Give exactly the lines from the one with "Output the text content of this document." through the final line of the listing below, both included, leaving out any pictures.

──────── Extracted material ────────

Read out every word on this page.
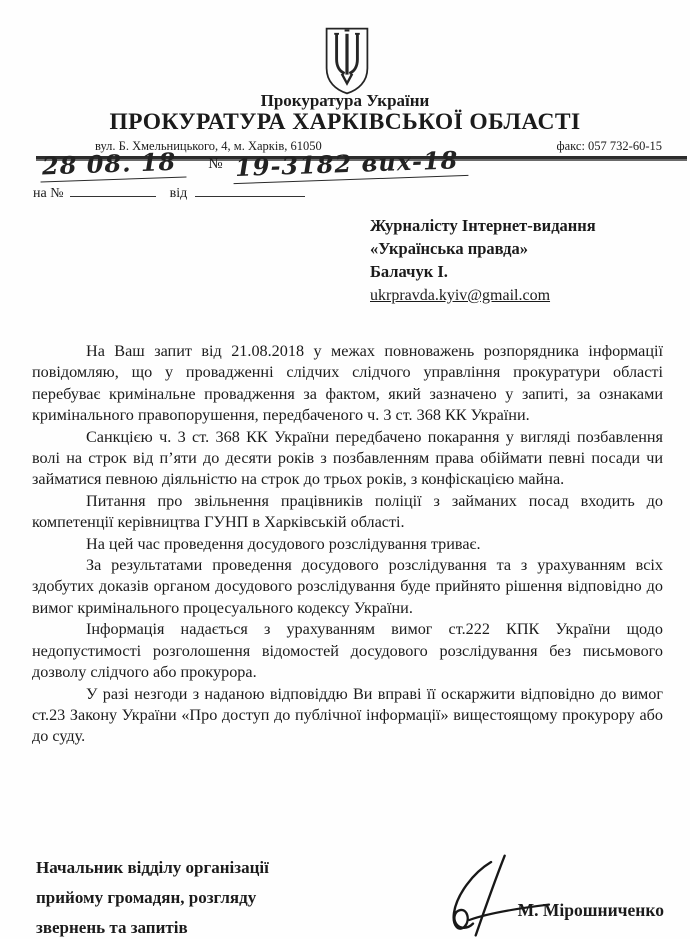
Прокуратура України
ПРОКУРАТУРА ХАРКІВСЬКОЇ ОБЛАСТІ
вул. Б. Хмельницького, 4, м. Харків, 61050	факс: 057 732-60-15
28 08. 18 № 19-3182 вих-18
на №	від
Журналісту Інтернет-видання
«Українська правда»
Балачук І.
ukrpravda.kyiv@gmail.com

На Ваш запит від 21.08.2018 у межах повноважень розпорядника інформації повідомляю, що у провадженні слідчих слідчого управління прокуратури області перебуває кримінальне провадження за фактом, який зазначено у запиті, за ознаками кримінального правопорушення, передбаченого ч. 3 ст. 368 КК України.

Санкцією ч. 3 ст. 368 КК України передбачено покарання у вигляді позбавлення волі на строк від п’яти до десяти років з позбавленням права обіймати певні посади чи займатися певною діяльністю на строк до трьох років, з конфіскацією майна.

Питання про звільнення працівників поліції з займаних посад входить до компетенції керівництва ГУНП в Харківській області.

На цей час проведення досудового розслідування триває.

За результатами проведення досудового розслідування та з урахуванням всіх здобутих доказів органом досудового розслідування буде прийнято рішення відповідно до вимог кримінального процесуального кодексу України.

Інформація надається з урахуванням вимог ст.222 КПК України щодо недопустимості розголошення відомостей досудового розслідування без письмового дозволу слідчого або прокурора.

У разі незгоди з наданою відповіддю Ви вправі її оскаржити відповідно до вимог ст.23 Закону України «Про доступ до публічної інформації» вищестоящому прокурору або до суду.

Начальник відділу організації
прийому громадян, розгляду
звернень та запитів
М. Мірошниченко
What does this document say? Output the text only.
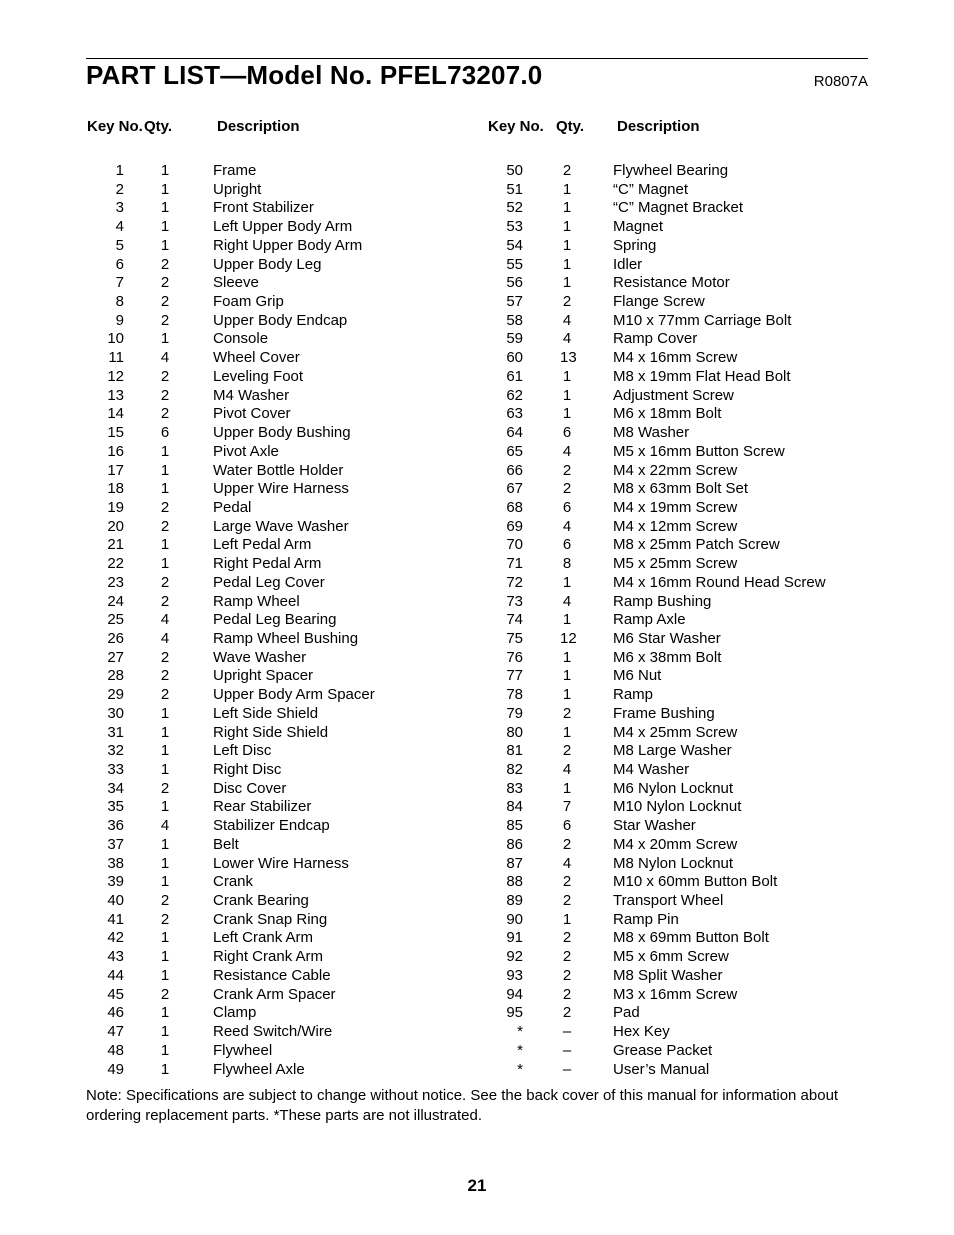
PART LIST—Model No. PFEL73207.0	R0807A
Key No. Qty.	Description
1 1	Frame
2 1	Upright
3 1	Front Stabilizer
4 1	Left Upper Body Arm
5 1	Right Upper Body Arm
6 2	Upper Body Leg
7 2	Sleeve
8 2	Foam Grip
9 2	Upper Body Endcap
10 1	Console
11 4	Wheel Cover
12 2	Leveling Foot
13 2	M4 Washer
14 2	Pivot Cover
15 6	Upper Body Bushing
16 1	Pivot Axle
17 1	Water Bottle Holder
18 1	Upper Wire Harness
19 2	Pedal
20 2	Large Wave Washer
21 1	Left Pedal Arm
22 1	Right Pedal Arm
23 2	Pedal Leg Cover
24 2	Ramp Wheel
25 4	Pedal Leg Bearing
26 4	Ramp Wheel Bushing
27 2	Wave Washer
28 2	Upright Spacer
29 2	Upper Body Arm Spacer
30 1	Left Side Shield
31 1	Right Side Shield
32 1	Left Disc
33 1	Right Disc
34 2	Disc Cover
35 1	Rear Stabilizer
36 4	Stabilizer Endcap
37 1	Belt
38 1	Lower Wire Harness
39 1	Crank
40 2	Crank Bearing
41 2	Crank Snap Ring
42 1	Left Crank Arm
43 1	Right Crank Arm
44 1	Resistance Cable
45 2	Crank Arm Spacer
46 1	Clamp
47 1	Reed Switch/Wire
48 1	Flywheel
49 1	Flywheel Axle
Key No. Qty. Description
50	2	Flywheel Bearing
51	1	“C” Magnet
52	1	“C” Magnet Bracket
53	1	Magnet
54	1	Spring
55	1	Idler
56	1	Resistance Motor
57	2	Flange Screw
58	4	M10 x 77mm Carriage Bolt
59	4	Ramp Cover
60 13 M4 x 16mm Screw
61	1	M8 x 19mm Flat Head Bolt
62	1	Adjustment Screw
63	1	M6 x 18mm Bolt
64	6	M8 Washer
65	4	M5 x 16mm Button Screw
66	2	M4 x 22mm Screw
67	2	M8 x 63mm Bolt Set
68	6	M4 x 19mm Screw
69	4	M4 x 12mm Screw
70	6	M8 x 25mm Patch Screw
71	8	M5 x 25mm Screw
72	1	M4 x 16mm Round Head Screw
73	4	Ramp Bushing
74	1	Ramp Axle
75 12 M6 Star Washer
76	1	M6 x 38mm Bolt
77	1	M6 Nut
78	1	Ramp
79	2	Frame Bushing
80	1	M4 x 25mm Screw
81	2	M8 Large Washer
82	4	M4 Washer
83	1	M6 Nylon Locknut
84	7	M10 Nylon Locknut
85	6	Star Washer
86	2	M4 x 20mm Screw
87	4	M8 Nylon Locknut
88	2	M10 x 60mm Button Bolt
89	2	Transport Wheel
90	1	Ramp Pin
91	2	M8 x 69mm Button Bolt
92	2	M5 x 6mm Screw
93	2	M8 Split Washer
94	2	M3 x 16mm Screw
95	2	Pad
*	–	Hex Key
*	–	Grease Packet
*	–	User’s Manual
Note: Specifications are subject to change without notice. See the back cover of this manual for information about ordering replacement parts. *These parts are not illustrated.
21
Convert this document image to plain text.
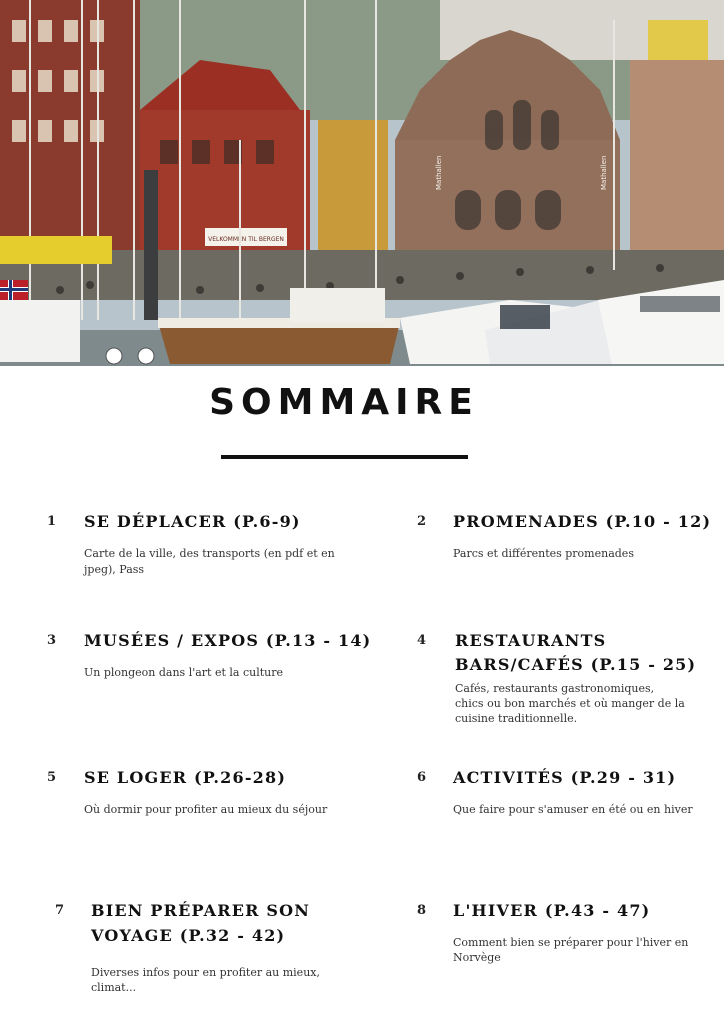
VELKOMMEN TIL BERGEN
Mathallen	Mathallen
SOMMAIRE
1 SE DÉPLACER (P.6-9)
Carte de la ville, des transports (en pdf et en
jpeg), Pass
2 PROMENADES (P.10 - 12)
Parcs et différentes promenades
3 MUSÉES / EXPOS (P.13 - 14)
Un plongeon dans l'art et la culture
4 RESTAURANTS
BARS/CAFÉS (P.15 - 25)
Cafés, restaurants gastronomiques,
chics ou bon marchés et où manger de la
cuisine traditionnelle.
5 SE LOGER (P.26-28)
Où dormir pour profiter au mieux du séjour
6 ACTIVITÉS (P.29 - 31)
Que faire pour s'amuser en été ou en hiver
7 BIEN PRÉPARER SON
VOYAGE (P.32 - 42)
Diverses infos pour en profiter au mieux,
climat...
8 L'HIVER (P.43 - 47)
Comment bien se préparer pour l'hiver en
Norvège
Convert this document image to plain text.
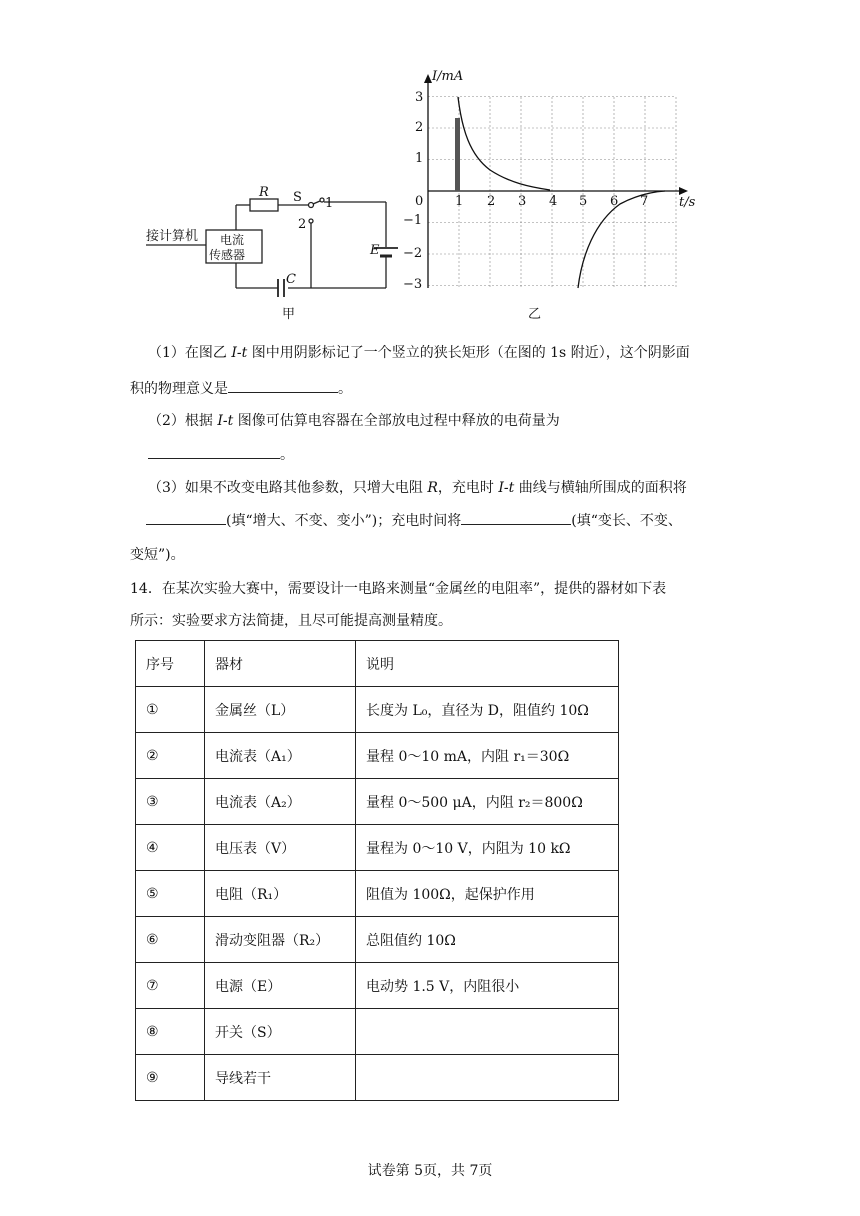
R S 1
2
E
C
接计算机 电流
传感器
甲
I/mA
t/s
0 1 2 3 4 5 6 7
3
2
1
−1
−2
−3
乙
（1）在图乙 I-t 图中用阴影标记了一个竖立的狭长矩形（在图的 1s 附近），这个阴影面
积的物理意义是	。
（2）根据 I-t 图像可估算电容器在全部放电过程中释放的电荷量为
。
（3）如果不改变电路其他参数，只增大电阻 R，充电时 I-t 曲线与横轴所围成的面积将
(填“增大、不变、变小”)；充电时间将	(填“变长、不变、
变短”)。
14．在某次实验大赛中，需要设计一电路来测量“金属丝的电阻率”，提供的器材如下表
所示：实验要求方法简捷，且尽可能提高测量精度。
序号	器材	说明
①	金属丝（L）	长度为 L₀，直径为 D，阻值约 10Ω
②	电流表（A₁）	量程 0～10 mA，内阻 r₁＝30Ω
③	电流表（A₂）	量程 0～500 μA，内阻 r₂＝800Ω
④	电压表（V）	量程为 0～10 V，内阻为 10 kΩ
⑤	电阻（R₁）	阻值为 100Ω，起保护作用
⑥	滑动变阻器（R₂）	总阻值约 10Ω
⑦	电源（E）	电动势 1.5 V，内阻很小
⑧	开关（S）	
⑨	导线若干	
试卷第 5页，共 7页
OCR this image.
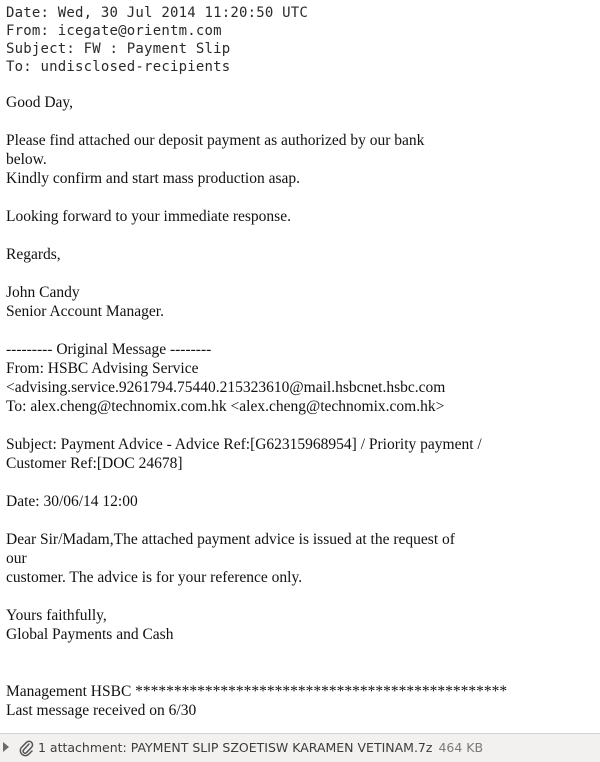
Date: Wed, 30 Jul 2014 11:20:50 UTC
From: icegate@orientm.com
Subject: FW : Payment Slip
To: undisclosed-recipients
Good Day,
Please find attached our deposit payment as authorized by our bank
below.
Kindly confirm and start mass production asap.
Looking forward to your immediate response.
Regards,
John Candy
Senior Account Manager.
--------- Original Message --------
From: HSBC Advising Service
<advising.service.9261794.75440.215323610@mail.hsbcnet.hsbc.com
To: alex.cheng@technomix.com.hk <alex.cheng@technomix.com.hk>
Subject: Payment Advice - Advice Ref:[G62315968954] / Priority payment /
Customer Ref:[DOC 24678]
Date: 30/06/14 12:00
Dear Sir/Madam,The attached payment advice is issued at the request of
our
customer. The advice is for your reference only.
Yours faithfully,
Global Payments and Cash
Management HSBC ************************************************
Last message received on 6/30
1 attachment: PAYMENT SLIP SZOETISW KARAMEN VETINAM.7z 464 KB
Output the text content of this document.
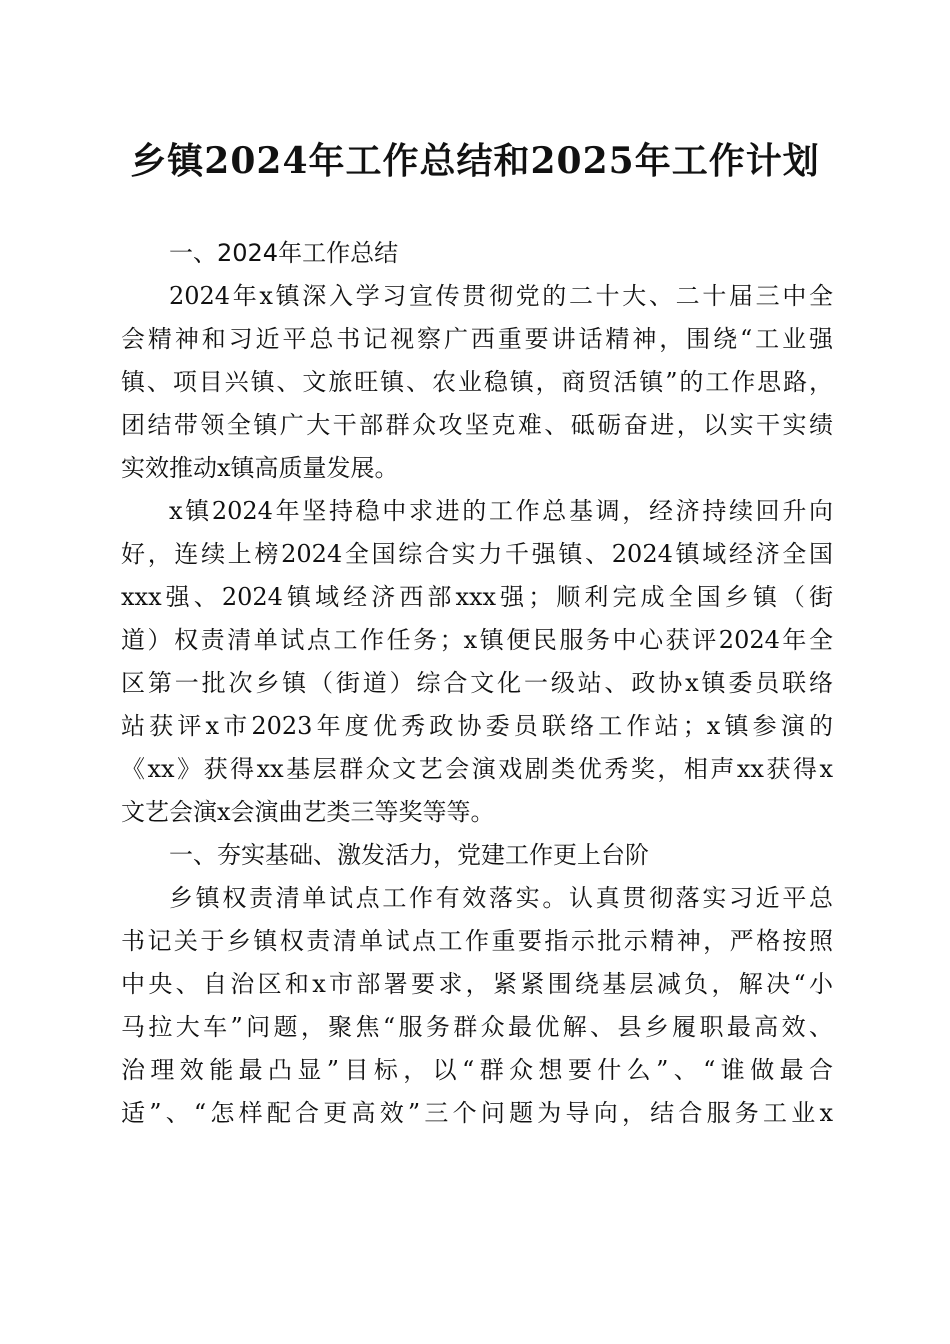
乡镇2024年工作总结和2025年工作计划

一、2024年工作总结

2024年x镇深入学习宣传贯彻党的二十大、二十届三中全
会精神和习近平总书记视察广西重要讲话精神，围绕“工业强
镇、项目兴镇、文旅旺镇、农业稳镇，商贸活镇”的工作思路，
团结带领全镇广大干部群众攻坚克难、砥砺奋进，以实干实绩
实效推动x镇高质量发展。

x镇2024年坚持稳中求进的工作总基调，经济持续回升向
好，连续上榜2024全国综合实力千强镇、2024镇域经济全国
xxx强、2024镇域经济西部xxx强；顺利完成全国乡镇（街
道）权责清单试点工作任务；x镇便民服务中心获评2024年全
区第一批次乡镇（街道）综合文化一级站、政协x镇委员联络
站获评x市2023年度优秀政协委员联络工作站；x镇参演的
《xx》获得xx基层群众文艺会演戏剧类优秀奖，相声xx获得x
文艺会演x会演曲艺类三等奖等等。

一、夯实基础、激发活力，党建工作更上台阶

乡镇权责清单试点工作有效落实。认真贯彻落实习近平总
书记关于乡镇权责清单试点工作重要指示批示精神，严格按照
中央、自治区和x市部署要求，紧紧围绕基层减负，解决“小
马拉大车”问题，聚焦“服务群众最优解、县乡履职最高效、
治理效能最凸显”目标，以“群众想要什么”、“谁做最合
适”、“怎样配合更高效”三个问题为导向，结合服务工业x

────────

The response:
Output the text content of this document.
乡镇2024年工作总结和2025年工作计划

一、2024年工作总结

2024年x镇深入学习宣传贯彻党的二十大、二十届三中全
会精神和习近平总书记视察广西重要讲话精神，围绕“工业强
镇、项目兴镇、文旅旺镇、农业稳镇，商贸活镇”的工作思路，
团结带领全镇广大干部群众攻坚克难、砥砺奋进，以实干实绩
实效推动x镇高质量发展。

x镇2024年坚持稳中求进的工作总基调，经济持续回升向
好，连续上榜2024全国综合实力千强镇、2024镇域经济全国
xxx强、2024镇域经济西部xxx强；顺利完成全国乡镇（街
道）权责清单试点工作任务；x镇便民服务中心获评2024年全
区第一批次乡镇（街道）综合文化一级站、政协x镇委员联络
站获评x市2023年度优秀政协委员联络工作站；x镇参演的
《xx》获得xx基层群众文艺会演戏剧类优秀奖，相声xx获得x
文艺会演x会演曲艺类三等奖等等。

一、夯实基础、激发活力，党建工作更上台阶

乡镇权责清单试点工作有效落实。认真贯彻落实习近平总
书记关于乡镇权责清单试点工作重要指示批示精神，严格按照
中央、自治区和x市部署要求，紧紧围绕基层减负，解决“小
马拉大车”问题，聚焦“服务群众最优解、县乡履职最高效、
治理效能最凸显”目标，以“群众想要什么”、“谁做最合
适”、“怎样配合更高效”三个问题为导向，结合服务工业x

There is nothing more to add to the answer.